### Task description
Your reply should be a single number: how many lines contain the string "JSON".

Some records
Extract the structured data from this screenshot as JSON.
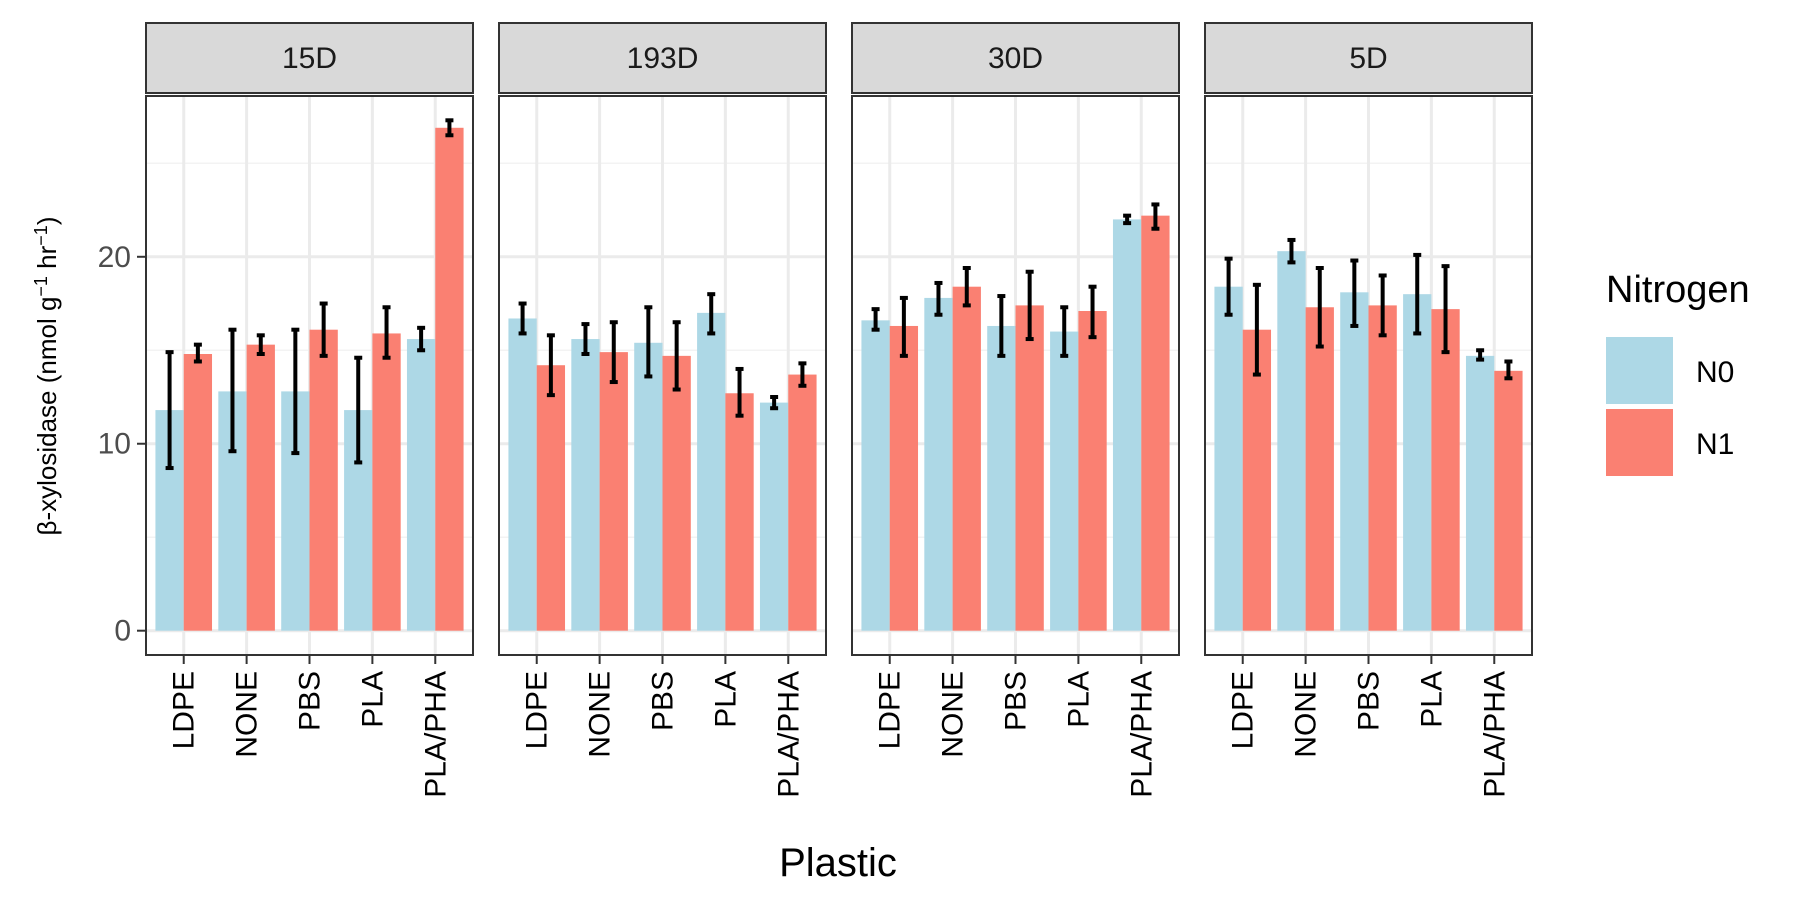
{
  "chart_data": {
    "type": "bar",
    "facets": [
      {
        "label": "15D",
        "categories": [
          "LDPE",
          "NONE",
          "PBS",
          "PLA",
          "PLA/PHA"
        ],
        "series": [
          {
            "name": "N0",
            "values": [
              11.8,
              12.8,
              12.8,
              11.8,
              15.6
            ],
            "err_low": [
              8.7,
              9.6,
              9.5,
              9.0,
              15.0
            ],
            "err_high": [
              14.9,
              16.1,
              16.1,
              14.6,
              16.2
            ]
          },
          {
            "name": "N1",
            "values": [
              14.8,
              15.3,
              16.1,
              15.9,
              26.9
            ],
            "err_low": [
              14.4,
              14.8,
              14.7,
              14.6,
              26.5
            ],
            "err_high": [
              15.3,
              15.8,
              17.5,
              17.3,
              27.3
            ]
          }
        ]
      },
      {
        "label": "193D",
        "categories": [
          "LDPE",
          "NONE",
          "PBS",
          "PLA",
          "PLA/PHA"
        ],
        "series": [
          {
            "name": "N0",
            "values": [
              16.7,
              15.6,
              15.4,
              17.0,
              12.2
            ],
            "err_low": [
              15.9,
              14.8,
              13.6,
              15.9,
              11.9
            ],
            "err_high": [
              17.5,
              16.4,
              17.3,
              18.0,
              12.5
            ]
          },
          {
            "name": "N1",
            "values": [
              14.2,
              14.9,
              14.7,
              12.7,
              13.7
            ],
            "err_low": [
              12.6,
              13.3,
              12.9,
              11.5,
              13.1
            ],
            "err_high": [
              15.8,
              16.5,
              16.5,
              14.0,
              14.3
            ]
          }
        ]
      },
      {
        "label": "30D",
        "categories": [
          "LDPE",
          "NONE",
          "PBS",
          "PLA",
          "PLA/PHA"
        ],
        "series": [
          {
            "name": "N0",
            "values": [
              16.6,
              17.8,
              16.3,
              16.0,
              22.0
            ],
            "err_low": [
              16.1,
              16.9,
              14.7,
              14.7,
              21.8
            ],
            "err_high": [
              17.2,
              18.6,
              17.9,
              17.3,
              22.2
            ]
          },
          {
            "name": "N1",
            "values": [
              16.3,
              18.4,
              17.4,
              17.1,
              22.2
            ],
            "err_low": [
              14.7,
              17.4,
              15.6,
              15.7,
              21.5
            ],
            "err_high": [
              17.8,
              19.4,
              19.2,
              18.4,
              22.8
            ]
          }
        ]
      },
      {
        "label": "5D",
        "categories": [
          "LDPE",
          "NONE",
          "PBS",
          "PLA",
          "PLA/PHA"
        ],
        "series": [
          {
            "name": "N0",
            "values": [
              18.4,
              20.3,
              18.1,
              18.0,
              14.7
            ],
            "err_low": [
              16.9,
              19.7,
              16.3,
              15.9,
              14.5
            ],
            "err_high": [
              19.9,
              20.9,
              19.8,
              20.1,
              15.0
            ]
          },
          {
            "name": "N1",
            "values": [
              16.1,
              17.3,
              17.4,
              17.2,
              13.9
            ],
            "err_low": [
              13.7,
              15.2,
              15.8,
              14.9,
              13.5
            ],
            "err_high": [
              18.5,
              19.4,
              19.0,
              19.5,
              14.4
            ]
          }
        ]
      }
    ],
    "xlabel": "Plastic",
    "ylabel": {
      "prefix": "β-xylosidase (nmol g",
      "sup1": "−1",
      "mid": " hr",
      "sup2": "−1",
      "suffix": ")"
    },
    "ylim": [
      -1.3,
      28.6
    ],
    "yticks": [
      0,
      10,
      20
    ],
    "grid": true,
    "legend": {
      "title": "Nitrogen",
      "placement": "right",
      "entries": [
        "N0",
        "N1"
      ]
    },
    "colors": {
      "N0": "#ADD8E6",
      "N1": "#FA8072",
      "strip_bg": "#D9D9D9",
      "grid_major": "#EBEBEB",
      "grid_minor": "#F3F3F3",
      "border": "#333333"
    }
  }
}
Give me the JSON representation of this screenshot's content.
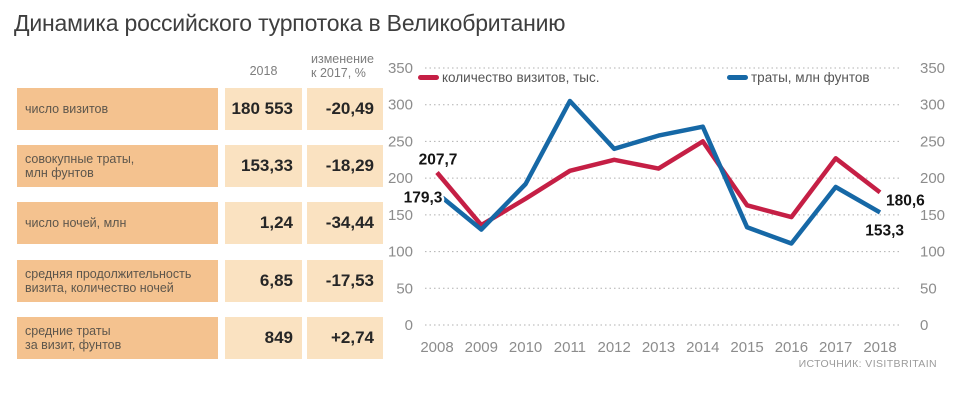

### Solution to this exercise
2